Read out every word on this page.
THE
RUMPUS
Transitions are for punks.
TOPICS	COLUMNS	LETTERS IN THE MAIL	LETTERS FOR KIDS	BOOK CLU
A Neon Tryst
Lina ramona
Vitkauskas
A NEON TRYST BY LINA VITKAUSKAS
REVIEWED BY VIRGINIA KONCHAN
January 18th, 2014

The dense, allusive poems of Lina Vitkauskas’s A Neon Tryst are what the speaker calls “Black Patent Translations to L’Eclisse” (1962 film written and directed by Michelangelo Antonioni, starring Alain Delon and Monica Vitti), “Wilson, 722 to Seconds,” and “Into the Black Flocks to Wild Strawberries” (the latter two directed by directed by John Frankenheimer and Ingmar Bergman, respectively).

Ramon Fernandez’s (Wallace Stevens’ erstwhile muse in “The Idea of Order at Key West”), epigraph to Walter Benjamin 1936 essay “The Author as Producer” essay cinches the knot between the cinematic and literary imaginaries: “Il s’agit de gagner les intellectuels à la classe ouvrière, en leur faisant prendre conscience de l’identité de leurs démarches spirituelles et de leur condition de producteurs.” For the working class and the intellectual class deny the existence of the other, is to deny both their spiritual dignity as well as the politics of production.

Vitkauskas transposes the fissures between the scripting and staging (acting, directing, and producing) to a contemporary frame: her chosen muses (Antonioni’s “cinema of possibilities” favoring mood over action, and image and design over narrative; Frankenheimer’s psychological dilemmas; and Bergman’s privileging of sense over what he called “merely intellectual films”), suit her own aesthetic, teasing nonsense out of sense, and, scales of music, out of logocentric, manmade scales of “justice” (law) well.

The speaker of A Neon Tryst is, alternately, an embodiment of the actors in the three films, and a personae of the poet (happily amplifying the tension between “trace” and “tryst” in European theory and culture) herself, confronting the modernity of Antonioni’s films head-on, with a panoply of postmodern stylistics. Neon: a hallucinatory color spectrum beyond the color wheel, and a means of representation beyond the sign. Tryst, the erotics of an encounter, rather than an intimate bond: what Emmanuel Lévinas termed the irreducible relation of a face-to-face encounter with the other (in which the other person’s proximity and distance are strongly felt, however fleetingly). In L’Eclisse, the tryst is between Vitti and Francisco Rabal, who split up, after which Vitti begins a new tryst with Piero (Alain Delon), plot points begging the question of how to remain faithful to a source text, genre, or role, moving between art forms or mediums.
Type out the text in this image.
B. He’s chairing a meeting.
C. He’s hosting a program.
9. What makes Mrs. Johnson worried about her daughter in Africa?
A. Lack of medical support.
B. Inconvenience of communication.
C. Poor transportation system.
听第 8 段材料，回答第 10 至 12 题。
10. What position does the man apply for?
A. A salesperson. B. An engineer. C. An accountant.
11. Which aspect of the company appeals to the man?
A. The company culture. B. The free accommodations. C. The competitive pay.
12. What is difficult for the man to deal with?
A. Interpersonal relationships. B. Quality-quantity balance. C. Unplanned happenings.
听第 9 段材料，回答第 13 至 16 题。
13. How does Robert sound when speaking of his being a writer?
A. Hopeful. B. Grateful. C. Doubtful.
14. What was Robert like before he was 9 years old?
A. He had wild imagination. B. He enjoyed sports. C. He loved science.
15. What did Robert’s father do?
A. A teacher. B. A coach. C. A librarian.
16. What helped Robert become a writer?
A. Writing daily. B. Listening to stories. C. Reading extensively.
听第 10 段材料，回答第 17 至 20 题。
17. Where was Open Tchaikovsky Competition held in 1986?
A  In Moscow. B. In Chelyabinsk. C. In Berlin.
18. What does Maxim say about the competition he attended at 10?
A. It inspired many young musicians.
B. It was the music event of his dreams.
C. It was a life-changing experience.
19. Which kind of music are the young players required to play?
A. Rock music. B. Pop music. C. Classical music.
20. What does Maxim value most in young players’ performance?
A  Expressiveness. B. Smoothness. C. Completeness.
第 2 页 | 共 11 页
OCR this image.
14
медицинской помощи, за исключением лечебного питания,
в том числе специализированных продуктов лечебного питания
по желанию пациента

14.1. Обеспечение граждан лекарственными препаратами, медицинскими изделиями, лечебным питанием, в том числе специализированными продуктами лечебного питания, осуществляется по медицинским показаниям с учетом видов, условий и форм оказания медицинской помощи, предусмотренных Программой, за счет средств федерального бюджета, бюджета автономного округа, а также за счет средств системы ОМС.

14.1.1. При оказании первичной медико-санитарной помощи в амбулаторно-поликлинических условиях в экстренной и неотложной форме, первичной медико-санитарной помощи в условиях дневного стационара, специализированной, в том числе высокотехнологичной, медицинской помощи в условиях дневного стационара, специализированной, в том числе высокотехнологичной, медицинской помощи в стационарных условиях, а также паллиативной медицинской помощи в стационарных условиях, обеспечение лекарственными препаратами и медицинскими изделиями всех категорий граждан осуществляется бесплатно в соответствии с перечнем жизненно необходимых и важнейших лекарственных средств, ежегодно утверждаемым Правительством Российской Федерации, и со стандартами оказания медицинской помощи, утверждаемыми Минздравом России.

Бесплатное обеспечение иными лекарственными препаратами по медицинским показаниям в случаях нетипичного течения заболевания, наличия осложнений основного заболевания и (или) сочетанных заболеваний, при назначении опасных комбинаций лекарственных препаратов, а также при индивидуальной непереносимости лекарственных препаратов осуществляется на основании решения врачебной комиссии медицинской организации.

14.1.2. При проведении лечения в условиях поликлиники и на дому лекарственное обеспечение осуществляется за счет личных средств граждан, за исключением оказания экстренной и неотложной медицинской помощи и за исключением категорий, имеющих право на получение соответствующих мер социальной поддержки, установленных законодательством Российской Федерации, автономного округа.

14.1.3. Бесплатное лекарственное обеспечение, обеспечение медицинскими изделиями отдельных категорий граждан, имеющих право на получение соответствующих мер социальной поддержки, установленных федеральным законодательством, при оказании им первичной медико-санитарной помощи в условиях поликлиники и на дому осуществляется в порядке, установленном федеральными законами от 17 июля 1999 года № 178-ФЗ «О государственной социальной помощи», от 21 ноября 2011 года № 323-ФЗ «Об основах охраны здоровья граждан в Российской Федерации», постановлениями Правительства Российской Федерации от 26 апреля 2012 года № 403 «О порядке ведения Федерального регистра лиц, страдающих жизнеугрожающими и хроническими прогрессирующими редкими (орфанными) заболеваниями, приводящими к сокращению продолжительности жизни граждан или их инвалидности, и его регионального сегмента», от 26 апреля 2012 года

++++++++++++++++++++

* **Exercise aim**
All of the entries must be quoted exactly; please include each one.

* **Right answer**
Read out every word on this page.
THE
RUMPUS
Transitions are for punks.
TOPICS	COLUMNS	LETTERS IN THE MAIL	LETTERS FOR KIDS	BOOK CLU
A Neon Tryst
Lina ramona
Vitkauskas
A NEON TRYST BY LINA VITKAUSKAS
REVIEWED BY VIRGINIA KONCHAN
January 18th, 2014

The dense, allusive poems of Lina Vitkauskas’s A Neon Tryst are what the speaker calls “Black Patent Translations to L’Eclisse” (1962 film written and directed by Michelangelo Antonioni, starring Alain Delon and Monica Vitti), “Wilson, 722 to Seconds,” and “Into the Black Flocks to Wild Strawberries” (the latter two directed by directed by John Frankenheimer and Ingmar Bergman, respectively).

Ramon Fernandez’s (Wallace Stevens’ erstwhile muse in “The Idea of Order at Key West”), epigraph to Walter Benjamin 1936 essay “The Author as Producer” essay cinches the knot between the cinematic and literary imaginaries: “Il s’agit de gagner les intellectuels à la classe ouvrière, en leur faisant prendre conscience de l’identité de leurs démarches spirituelles et de leur condition de producteurs.” For the working class and the intellectual class deny the existence of the other, is to deny both their spiritual dignity as well as the politics of production.

Vitkauskas transposes the fissures between the scripting and staging (acting, directing, and producing) to a contemporary frame: her chosen muses (Antonioni’s “cinema of possibilities” favoring mood over action, and image and design over narrative; Frankenheimer’s psychological dilemmas; and Bergman’s privileging of sense over what he called “merely intellectual films”), suit her own aesthetic, teasing nonsense out of sense, and, scales of music, out of logocentric, manmade scales of “justice” (law) well.

The speaker of A Neon Tryst is, alternately, an embodiment of the actors in the three films, and a personae of the poet (happily amplifying the tension between “trace” and “tryst” in European theory and culture) herself, confronting the modernity of Antonioni’s films head-on, with a panoply of postmodern stylistics. Neon: a hallucinatory color spectrum beyond the color wheel, and a means of representation beyond the sign. Tryst, the erotics of an encounter, rather than an intimate bond: what Emmanuel Lévinas termed the irreducible relation of a face-to-face encounter with the other (in which the other person’s proximity and distance are strongly felt, however fleetingly). In L’Eclisse, the tryst is between Vitti and Francisco Rabal, who split up, after which Vitti begins a new tryst with Piero (Alain Delon), plot points begging the question of how to remain faithful to a source text, genre, or role, moving between art forms or mediums.
Type out the text in this image.
B. He’s chairing a meeting.
C. He’s hosting a program.
9. What makes Mrs. Johnson worried about her daughter in Africa?
A. Lack of medical support.
B. Inconvenience of communication.
C. Poor transportation system.
听第 8 段材料，回答第 10 至 12 题。
10. What position does the man apply for?
A. A salesperson. B. An engineer. C. An accountant.
11. Which aspect of the company appeals to the man?
A. The company culture. B. The free accommodations. C. The competitive pay.
12. What is difficult for the man to deal with?
A. Interpersonal relationships. B. Quality-quantity balance. C. Unplanned happenings.
听第 9 段材料，回答第 13 至 16 题。
13. How does Robert sound when speaking of his being a writer?
A. Hopeful. B. Grateful. C. Doubtful.
14. What was Robert like before he was 9 years old?
A. He had wild imagination. B. He enjoyed sports. C. He loved science.
15. What did Robert’s father do?
A. A teacher. B. A coach. C. A librarian.
16. What helped Robert become a writer?
A. Writing daily. B. Listening to stories. C. Reading extensively.
听第 10 段材料，回答第 17 至 20 题。
17. Where was Open Tchaikovsky Competition held in 1986?
A  In Moscow. B. In Chelyabinsk. C. In Berlin.
18. What does Maxim say about the competition he attended at 10?
A. It inspired many young musicians.
B. It was the music event of his dreams.
C. It was a life-changing experience.
19. Which kind of music are the young players required to play?
A. Rock music. B. Pop music. C. Classical music.
20. What does Maxim value most in young players’ performance?
A  Expressiveness. B. Smoothness. C. Completeness.
第 2 页 | 共 11 页
OCR this image.
14
медицинской помощи, за исключением лечебного питания,
в том числе специализированных продуктов лечебного питания
по желанию пациента

14.1. Обеспечение граждан лекарственными препаратами, медицинскими изделиями, лечебным питанием, в том числе специализированными продуктами лечебного питания, осуществляется по медицинским показаниям с учетом видов, условий и форм оказания медицинской помощи, предусмотренных Программой, за счет средств федерального бюджета, бюджета автономного округа, а также за счет средств системы ОМС.

14.1.1. При оказании первичной медико-санитарной помощи в амбулаторно-поликлинических условиях в экстренной и неотложной форме, первичной медико-санитарной помощи в условиях дневного стационара, специализированной, в том числе высокотехнологичной, медицинской помощи в условиях дневного стационара, специализированной, в том числе высокотехнологичной, медицинской помощи в стационарных условиях, а также паллиативной медицинской помощи в стационарных условиях, обеспечение лекарственными препаратами и медицинскими изделиями всех категорий граждан осуществляется бесплатно в соответствии с перечнем жизненно необходимых и важнейших лекарственных средств, ежегодно утверждаемым Правительством Российской Федерации, и со стандартами оказания медицинской помощи, утверждаемыми Минздравом России.

Бесплатное обеспечение иными лекарственными препаратами по медицинским показаниям в случаях нетипичного течения заболевания, наличия осложнений основного заболевания и (или) сочетанных заболеваний, при назначении опасных комбинаций лекарственных препаратов, а также при индивидуальной непереносимости лекарственных препаратов осуществляется на основании решения врачебной комиссии медицинской организации.

14.1.2. При проведении лечения в условиях поликлиники и на дому лекарственное обеспечение осуществляется за счет личных средств граждан, за исключением оказания экстренной и неотложной медицинской помощи и за исключением категорий, имеющих право на получение соответствующих мер социальной поддержки, установленных законодательством Российской Федерации, автономного округа.

14.1.3. Бесплатное лекарственное обеспечение, обеспечение медицинскими изделиями отдельных категорий граждан, имеющих право на получение соответствующих мер социальной поддержки, установленных федеральным законодательством, при оказании им первичной медико-санитарной помощи в условиях поликлиники и на дому осуществляется в порядке, установленном федеральными законами от 17 июля 1999 года № 178-ФЗ «О государственной социальной помощи», от 21 ноября 2011 года № 323-ФЗ «Об основах охраны здоровья граждан в Российской Федерации», постановлениями Правительства Российской Федерации от 26 апреля 2012 года № 403 «О порядке ведения Федерального регистра лиц, страдающих жизнеугрожающими и хроническими прогрессирующими редкими (орфанными) заболеваниями, приводящими к сокращению продолжительности жизни граждан или их инвалидности, и его регионального сегмента», от 26 апреля 2012 года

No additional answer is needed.